What you need to do:
Quote, word for word, the part of the headphone crossfeed post below that begins at "Here’s how my" and ends after "free, but unreliable.".
───── Document segment ─────
I didn’t like much the existing crossfeed solutions (software-based only). I found they damage transients and when I listen with my hd800 it becomes obvious. Curiously when I try to perform the crossfeed myself, using some high qual eq , the result is more convincing. I will explain here how to “re-create” the crossfeed using a modular vst host.
Purpose of Crossfeed : Reducing fatigue. Most of the fatigue with headphones comes from the wide stereo separation, especially for the lows. With crossfeed, the bass would just be “more centered”, instead of jumping unnaturally between left and right. You’d notice that for speakers, often the bass is handled by a single subwoofer (i.e. no stereo separation).
Here’s how my final crossfeed looks like:
So here are the steps to create your own crossfeed, inside foobar.
1) A vst adapter to run the console inside foobar (I use foo_vst, current version 2.4 )
2) A modular Vst host , that can act itself as a Vst (and that will be loaded inside foobar).
I use Art teknika “Console Sound Modular Studio”. Unfortunately I didn’t see a good free alternative that is compatible with the vst adapter of foobar. Vstforx is currently free, but unreliable.
───── Excerpted data ─────
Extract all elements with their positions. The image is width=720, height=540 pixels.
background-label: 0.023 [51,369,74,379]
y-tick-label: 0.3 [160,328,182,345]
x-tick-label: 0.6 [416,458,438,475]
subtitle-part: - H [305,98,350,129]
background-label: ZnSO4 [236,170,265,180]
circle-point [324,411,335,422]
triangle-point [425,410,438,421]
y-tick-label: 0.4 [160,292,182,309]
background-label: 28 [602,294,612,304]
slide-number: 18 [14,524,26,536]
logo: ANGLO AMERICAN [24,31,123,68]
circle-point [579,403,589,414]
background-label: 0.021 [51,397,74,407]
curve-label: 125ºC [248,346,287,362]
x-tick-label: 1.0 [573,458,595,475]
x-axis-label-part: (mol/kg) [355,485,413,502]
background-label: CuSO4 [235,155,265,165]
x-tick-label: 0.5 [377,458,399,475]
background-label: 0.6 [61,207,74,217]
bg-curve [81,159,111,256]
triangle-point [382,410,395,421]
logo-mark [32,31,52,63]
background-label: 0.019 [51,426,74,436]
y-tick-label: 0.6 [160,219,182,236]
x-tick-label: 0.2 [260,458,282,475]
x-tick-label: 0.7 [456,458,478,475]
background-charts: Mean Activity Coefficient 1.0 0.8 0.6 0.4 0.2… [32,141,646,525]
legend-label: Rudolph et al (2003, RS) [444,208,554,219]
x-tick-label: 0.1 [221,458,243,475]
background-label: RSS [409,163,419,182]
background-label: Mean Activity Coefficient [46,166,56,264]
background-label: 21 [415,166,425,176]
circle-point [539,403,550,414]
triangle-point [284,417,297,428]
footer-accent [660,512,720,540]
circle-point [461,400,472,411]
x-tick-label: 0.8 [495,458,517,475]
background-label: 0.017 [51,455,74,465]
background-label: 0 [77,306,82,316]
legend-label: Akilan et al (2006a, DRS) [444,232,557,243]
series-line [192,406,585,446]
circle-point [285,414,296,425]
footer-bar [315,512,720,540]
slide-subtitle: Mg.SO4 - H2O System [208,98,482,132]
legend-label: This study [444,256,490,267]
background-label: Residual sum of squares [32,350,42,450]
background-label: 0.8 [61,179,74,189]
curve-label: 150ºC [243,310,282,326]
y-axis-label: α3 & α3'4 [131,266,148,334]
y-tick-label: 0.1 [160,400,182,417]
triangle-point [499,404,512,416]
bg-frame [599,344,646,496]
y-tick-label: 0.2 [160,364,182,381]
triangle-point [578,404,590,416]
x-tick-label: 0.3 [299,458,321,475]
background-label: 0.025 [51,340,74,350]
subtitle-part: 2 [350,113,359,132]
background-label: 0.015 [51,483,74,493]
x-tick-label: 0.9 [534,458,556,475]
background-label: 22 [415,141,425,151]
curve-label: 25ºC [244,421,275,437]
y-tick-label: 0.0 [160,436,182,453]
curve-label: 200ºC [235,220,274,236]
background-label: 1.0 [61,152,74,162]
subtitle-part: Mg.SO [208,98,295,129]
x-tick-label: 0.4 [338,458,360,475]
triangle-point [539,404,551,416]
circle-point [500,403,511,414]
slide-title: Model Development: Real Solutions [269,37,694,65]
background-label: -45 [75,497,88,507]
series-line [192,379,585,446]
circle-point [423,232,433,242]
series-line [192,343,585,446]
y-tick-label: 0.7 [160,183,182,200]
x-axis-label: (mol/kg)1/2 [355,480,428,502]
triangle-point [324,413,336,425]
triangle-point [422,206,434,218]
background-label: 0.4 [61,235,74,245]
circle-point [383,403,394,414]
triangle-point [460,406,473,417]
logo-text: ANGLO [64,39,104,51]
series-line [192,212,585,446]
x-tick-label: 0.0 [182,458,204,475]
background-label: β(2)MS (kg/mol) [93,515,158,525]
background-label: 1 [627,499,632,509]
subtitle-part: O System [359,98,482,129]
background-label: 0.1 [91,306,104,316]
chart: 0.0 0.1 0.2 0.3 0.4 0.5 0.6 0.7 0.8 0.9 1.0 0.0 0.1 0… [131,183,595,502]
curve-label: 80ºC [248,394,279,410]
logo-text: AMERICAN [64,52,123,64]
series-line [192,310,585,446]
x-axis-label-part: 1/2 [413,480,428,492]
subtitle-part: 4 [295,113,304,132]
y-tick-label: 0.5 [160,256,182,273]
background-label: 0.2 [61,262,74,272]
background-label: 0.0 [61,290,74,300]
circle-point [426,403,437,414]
─────
Exercise answer:
Here’s how my final crossfeed looks like:
So here are the steps to create your own crossfeed, inside foobar.
1) A vst adapter to run the console inside foobar (I use foo_vst, current version 2.4 )
2) A modular Vst host , that can act itself as a Vst (and that will be loaded inside foobar).
I use Art teknika “Console Sound Modular Studio”. Unfortunately I didn’t see a good free alternative that is compatible with the vst adapter of foobar. Vstforx is currently free, but unreliable.